Source records:
══════

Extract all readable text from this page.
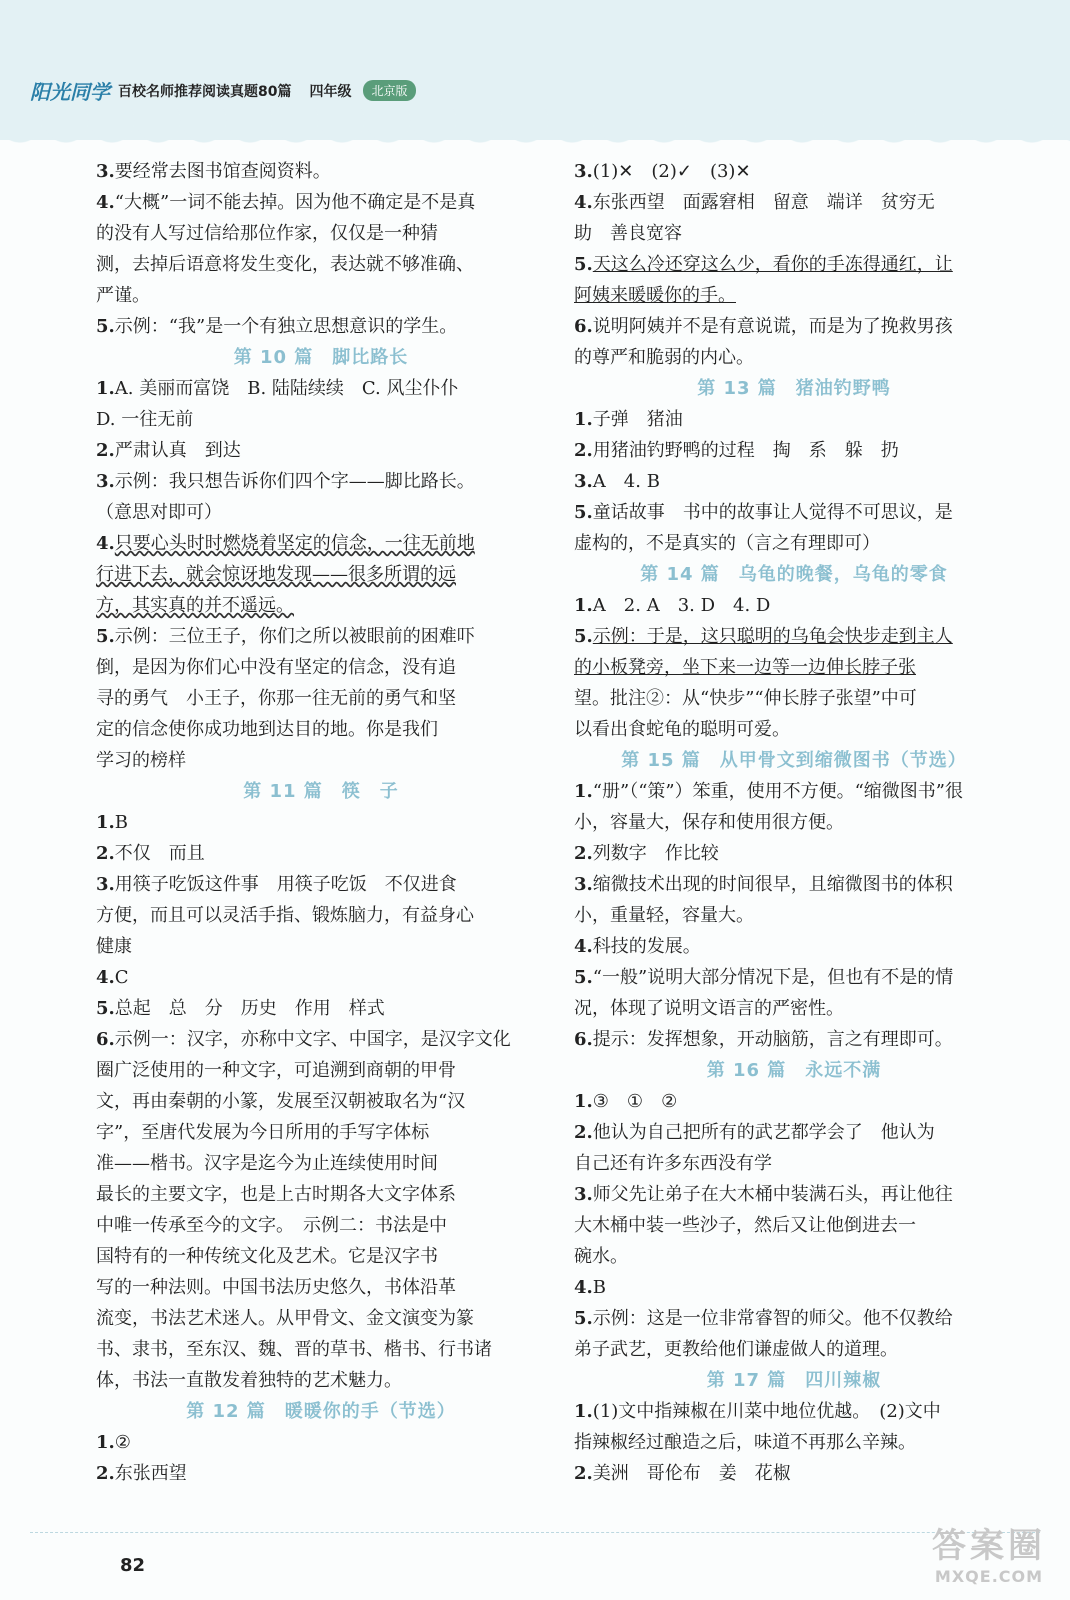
阳光同学 百校名师推荐阅读真题80篇 四年级	北京版
3.要经常去图书馆查阅资料。
4.“大概”一词不能去掉。因为他不确定是不是真
的没有人写过信给那位作家，仅仅是一种猜
测，去掉后语意将发生变化，表达就不够准确、
严谨。
5.示例：“我”是一个有独立思想意识的学生。
第 10 篇　脚比路长
1.A. 美丽而富饶　B. 陆陆续续　C. 风尘仆仆
D. 一往无前
2.严肃认真　到达
3.示例：我只想告诉你们四个字——脚比路长。
（意思对即可）
4.只要心头时时燃烧着坚定的信念，一往无前地
行进下去，就会惊讶地发现——很多所谓的远
方，其实真的并不遥远。
5.示例：三位王子，你们之所以被眼前的困难吓
倒，是因为你们心中没有坚定的信念，没有追
寻的勇气　小王子，你那一往无前的勇气和坚
定的信念使你成功地到达目的地。你是我们
学习的榜样
第 11 篇　筷　子
1.B
2.不仅　而且
3.用筷子吃饭这件事　用筷子吃饭　不仅进食
方便，而且可以灵活手指、锻炼脑力，有益身心
健康
4.C
5.总起　总　分　历史　作用　样式
6.示例一：汉字，亦称中文字、中国字，是汉字文化
圈广泛使用的一种文字，可追溯到商朝的甲骨
文，再由秦朝的小篆，发展至汉朝被取名为“汉
字”，至唐代发展为今日所用的手写字体标
准——楷书。汉字是迄今为止连续使用时间
最长的主要文字，也是上古时期各大文字体系
中唯一传承至今的文字。　示例二：书法是中
国特有的一种传统文化及艺术。它是汉字书
写的一种法则。中国书法历史悠久，书体沿革
流变，书法艺术迷人。从甲骨文、金文演变为篆
书、隶书，至东汉、魏、晋的草书、楷书、行书诸
体，书法一直散发着独特的艺术魅力。
第 12 篇　暖暖你的手（节选）
1.②
2.东张西望
3.(1)✕　(2)✓　(3)✕
4.东张西望　面露窘相　留意　端详　贫穷无
助　善良宽容
5.天这么冷还穿这么少，看你的手冻得通红，让
阿姨来暖暖你的手。
6.说明阿姨并不是有意说谎，而是为了挽救男孩
的尊严和脆弱的内心。
第 13 篇　猪油钓野鸭
1.子弹　猪油
2.用猪油钓野鸭的过程　掏　系　躲　扔
3.A　4. B
5.童话故事　书中的故事让人觉得不可思议，是
虚构的，不是真实的（言之有理即可）
第 14 篇　乌龟的晚餐，乌龟的零食
1.A　2. A　3. D　4. D
5.示例：于是，这只聪明的乌龟会快步走到主人
的小板凳旁，坐下来一边等一边伸长脖子张
望。批注②：从“快步”“伸长脖子张望”中可
以看出食蛇龟的聪明可爱。
第 15 篇　从甲骨文到缩微图书（节选）
1.“册”（“策”）笨重，使用不方便。“缩微图书”很
小，容量大，保存和使用很方便。
2.列数字　作比较
3.缩微技术出现的时间很早，且缩微图书的体积
小，重量轻，容量大。
4.科技的发展。
5.“一般”说明大部分情况下是，但也有不是的情
况，体现了说明文语言的严密性。
6.提示：发挥想象，开动脑筋，言之有理即可。
第 16 篇　永远不满
1.③　①　②
2.他认为自己把所有的武艺都学会了　他认为
自己还有许多东西没有学
3.师父先让弟子在大木桶中装满石头，再让他往
大木桶中装一些沙子，然后又让他倒进去一
碗水。
4.B
5.示例：这是一位非常睿智的师父。他不仅教给
弟子武艺，更教给他们谦虚做人的道理。
第 17 篇　四川辣椒
1.(1)文中指辣椒在川菜中地位优越。　(2)文中
指辣椒经过酿造之后，味道不再那么辛辣。
2.美洲　哥伦布　姜　花椒
82	答案圈
MXQE.COM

══════

*Instructions for the task*
Go back to the records above and write them out exactly, without the pictures.

*Result for this task*
Extract all readable text from this page.
阳光同学 百校名师推荐阅读真题80篇 四年级	北京版
3.要经常去图书馆查阅资料。
4.“大概”一词不能去掉。因为他不确定是不是真
的没有人写过信给那位作家，仅仅是一种猜
测，去掉后语意将发生变化，表达就不够准确、
严谨。
5.示例：“我”是一个有独立思想意识的学生。
第 10 篇　脚比路长
1.A. 美丽而富饶　B. 陆陆续续　C. 风尘仆仆
D. 一往无前
2.严肃认真　到达
3.示例：我只想告诉你们四个字——脚比路长。
（意思对即可）
4.只要心头时时燃烧着坚定的信念，一往无前地
行进下去，就会惊讶地发现——很多所谓的远
方，其实真的并不遥远。
5.示例：三位王子，你们之所以被眼前的困难吓
倒，是因为你们心中没有坚定的信念，没有追
寻的勇气　小王子，你那一往无前的勇气和坚
定的信念使你成功地到达目的地。你是我们
学习的榜样
第 11 篇　筷　子
1.B
2.不仅　而且
3.用筷子吃饭这件事　用筷子吃饭　不仅进食
方便，而且可以灵活手指、锻炼脑力，有益身心
健康
4.C
5.总起　总　分　历史　作用　样式
6.示例一：汉字，亦称中文字、中国字，是汉字文化
圈广泛使用的一种文字，可追溯到商朝的甲骨
文，再由秦朝的小篆，发展至汉朝被取名为“汉
字”，至唐代发展为今日所用的手写字体标
准——楷书。汉字是迄今为止连续使用时间
最长的主要文字，也是上古时期各大文字体系
中唯一传承至今的文字。　示例二：书法是中
国特有的一种传统文化及艺术。它是汉字书
写的一种法则。中国书法历史悠久，书体沿革
流变，书法艺术迷人。从甲骨文、金文演变为篆
书、隶书，至东汉、魏、晋的草书、楷书、行书诸
体，书法一直散发着独特的艺术魅力。
第 12 篇　暖暖你的手（节选）
1.②
2.东张西望
3.(1)✕　(2)✓　(3)✕
4.东张西望　面露窘相　留意　端详　贫穷无
助　善良宽容
5.天这么冷还穿这么少，看你的手冻得通红，让
阿姨来暖暖你的手。
6.说明阿姨并不是有意说谎，而是为了挽救男孩
的尊严和脆弱的内心。
第 13 篇　猪油钓野鸭
1.子弹　猪油
2.用猪油钓野鸭的过程　掏　系　躲　扔
3.A　4. B
5.童话故事　书中的故事让人觉得不可思议，是
虚构的，不是真实的（言之有理即可）
第 14 篇　乌龟的晚餐，乌龟的零食
1.A　2. A　3. D　4. D
5.示例：于是，这只聪明的乌龟会快步走到主人
的小板凳旁，坐下来一边等一边伸长脖子张
望。批注②：从“快步”“伸长脖子张望”中可
以看出食蛇龟的聪明可爱。
第 15 篇　从甲骨文到缩微图书（节选）
1.“册”（“策”）笨重，使用不方便。“缩微图书”很
小，容量大，保存和使用很方便。
2.列数字　作比较
3.缩微技术出现的时间很早，且缩微图书的体积
小，重量轻，容量大。
4.科技的发展。
5.“一般”说明大部分情况下是，但也有不是的情
况，体现了说明文语言的严密性。
6.提示：发挥想象，开动脑筋，言之有理即可。
第 16 篇　永远不满
1.③　①　②
2.他认为自己把所有的武艺都学会了　他认为
自己还有许多东西没有学
3.师父先让弟子在大木桶中装满石头，再让他往
大木桶中装一些沙子，然后又让他倒进去一
碗水。
4.B
5.示例：这是一位非常睿智的师父。他不仅教给
弟子武艺，更教给他们谦虚做人的道理。
第 17 篇　四川辣椒
1.(1)文中指辣椒在川菜中地位优越。　(2)文中
指辣椒经过酿造之后，味道不再那么辛辣。
2.美洲　哥伦布　姜　花椒
82	答案圈
MXQE.COM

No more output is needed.